### Written exercise
Word for word, set down the records and skip each picture.

BEGIN

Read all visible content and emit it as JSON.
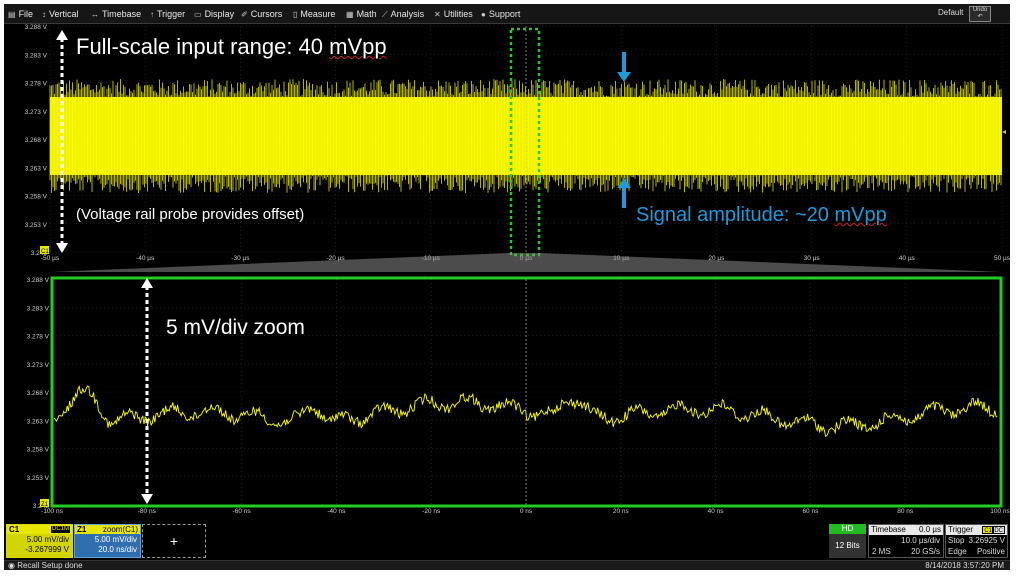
{
  "menu": {
    "items": [
      {
        "label": "File",
        "icon": "file-icon"
      },
      {
        "label": "Vertical",
        "icon": "vertical-icon"
      },
      {
        "label": "Timebase",
        "icon": "timebase-icon"
      },
      {
        "label": "Trigger",
        "icon": "trigger-icon"
      },
      {
        "label": "Display",
        "icon": "display-icon"
      },
      {
        "label": "Cursors",
        "icon": "cursors-icon"
      },
      {
        "label": "Measure",
        "icon": "measure-icon"
      },
      {
        "label": "Math",
        "icon": "math-icon"
      },
      {
        "label": "Analysis",
        "icon": "analysis-icon"
      },
      {
        "label": "Utilities",
        "icon": "utilities-icon"
      },
      {
        "label": "Support",
        "icon": "support-icon"
      }
    ],
    "default_label": "Default",
    "undo_label": "Undo"
  },
  "colors": {
    "trace": "#ffff00",
    "zoom_frame": "#22cc22",
    "annotation_blue": "#1e9ad8",
    "grid": "#3a3a3a"
  },
  "top_grid": {
    "y_labels": [
      "3.288 V",
      "3.283 V",
      "3.278 V",
      "3.273 V",
      "3.268 V",
      "3.263 V",
      "3.258 V",
      "3.253 V",
      "3.248"
    ],
    "x_labels": [
      "-50 µs",
      "-40 µs",
      "-30 µs",
      "-20 µs",
      "-10 µs",
      "0 µs",
      "10 µs",
      "20 µs",
      "30 µs",
      "40 µs",
      "50 µs"
    ],
    "channel_tag": "C1"
  },
  "zoom_grid": {
    "y_labels": [
      "3.288 V",
      "3.283 V",
      "3.278 V",
      "3.273 V",
      "3.268 V",
      "3.263 V",
      "3.258 V",
      "3.253 V",
      "3.248"
    ],
    "x_labels": [
      "-100 ns",
      "-80 ns",
      "-60 ns",
      "-40 ns",
      "-20 ns",
      "0 ns",
      "20 ns",
      "40 ns",
      "60 ns",
      "80 ns",
      "100 ns"
    ],
    "channel_tag": "Z1"
  },
  "annotations": {
    "fullscale_prefix": "Full-scale input range: 40 ",
    "fullscale_unit": "mVpp",
    "offset": "(Voltage rail probe provides offset)",
    "signal_prefix": "Signal amplitude: ~20 ",
    "signal_unit": "mVpp",
    "zoom": "5 mV/div zoom"
  },
  "descriptors": {
    "c1": {
      "name": "C1",
      "coupling": "DC1M",
      "vdiv": "5.00 mV/div",
      "offset": "-3.267999 V"
    },
    "z1": {
      "name": "Z1",
      "source": "zoom(C1)",
      "vdiv": "5.00 mV/div",
      "tdiv": "20.0 ns/div"
    },
    "add_label": "+",
    "hd": {
      "label": "HD",
      "bits": "12 Bits"
    },
    "timebase": {
      "title": "Timebase",
      "delay": "0.0 µs",
      "tdiv": "10.0 µs/div",
      "samples": "2 MS",
      "rate": "20 GS/s"
    },
    "trigger": {
      "title": "Trigger",
      "tag1": "C1",
      "tag2": "DC",
      "mode": "Stop",
      "level": "3.26925 V",
      "type": "Edge",
      "slope": "Positive"
    }
  },
  "status": {
    "message": "Recall Setup done",
    "datetime": "8/14/2018 3:57:20 PM"
  }
}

END

### Output of the task
Read all visible content and emit it as JSON.
{
  "menu": {
    "items": [
      {
        "label": "File",
        "icon": "file-icon"
      },
      {
        "label": "Vertical",
        "icon": "vertical-icon"
      },
      {
        "label": "Timebase",
        "icon": "timebase-icon"
      },
      {
        "label": "Trigger",
        "icon": "trigger-icon"
      },
      {
        "label": "Display",
        "icon": "display-icon"
      },
      {
        "label": "Cursors",
        "icon": "cursors-icon"
      },
      {
        "label": "Measure",
        "icon": "measure-icon"
      },
      {
        "label": "Math",
        "icon": "math-icon"
      },
      {
        "label": "Analysis",
        "icon": "analysis-icon"
      },
      {
        "label": "Utilities",
        "icon": "utilities-icon"
      },
      {
        "label": "Support",
        "icon": "support-icon"
      }
    ],
    "default_label": "Default",
    "undo_label": "Undo"
  },
  "colors": {
    "trace": "#ffff00",
    "zoom_frame": "#22cc22",
    "annotation_blue": "#1e9ad8",
    "grid": "#3a3a3a"
  },
  "top_grid": {
    "y_labels": [
      "3.288 V",
      "3.283 V",
      "3.278 V",
      "3.273 V",
      "3.268 V",
      "3.263 V",
      "3.258 V",
      "3.253 V",
      "3.248"
    ],
    "x_labels": [
      "-50 µs",
      "-40 µs",
      "-30 µs",
      "-20 µs",
      "-10 µs",
      "0 µs",
      "10 µs",
      "20 µs",
      "30 µs",
      "40 µs",
      "50 µs"
    ],
    "channel_tag": "C1"
  },
  "zoom_grid": {
    "y_labels": [
      "3.288 V",
      "3.283 V",
      "3.278 V",
      "3.273 V",
      "3.268 V",
      "3.263 V",
      "3.258 V",
      "3.253 V",
      "3.248"
    ],
    "x_labels": [
      "-100 ns",
      "-80 ns",
      "-60 ns",
      "-40 ns",
      "-20 ns",
      "0 ns",
      "20 ns",
      "40 ns",
      "60 ns",
      "80 ns",
      "100 ns"
    ],
    "channel_tag": "Z1"
  },
  "annotations": {
    "fullscale_prefix": "Full-scale input range: 40 ",
    "fullscale_unit": "mVpp",
    "offset": "(Voltage rail probe provides offset)",
    "signal_prefix": "Signal amplitude: ~20 ",
    "signal_unit": "mVpp",
    "zoom": "5 mV/div zoom"
  },
  "descriptors": {
    "c1": {
      "name": "C1",
      "coupling": "DC1M",
      "vdiv": "5.00 mV/div",
      "offset": "-3.267999 V"
    },
    "z1": {
      "name": "Z1",
      "source": "zoom(C1)",
      "vdiv": "5.00 mV/div",
      "tdiv": "20.0 ns/div"
    },
    "add_label": "+",
    "hd": {
      "label": "HD",
      "bits": "12 Bits"
    },
    "timebase": {
      "title": "Timebase",
      "delay": "0.0 µs",
      "tdiv": "10.0 µs/div",
      "samples": "2 MS",
      "rate": "20 GS/s"
    },
    "trigger": {
      "title": "Trigger",
      "tag1": "C1",
      "tag2": "DC",
      "mode": "Stop",
      "level": "3.26925 V",
      "type": "Edge",
      "slope": "Positive"
    }
  },
  "status": {
    "message": "Recall Setup done",
    "datetime": "8/14/2018 3:57:20 PM"
  }
}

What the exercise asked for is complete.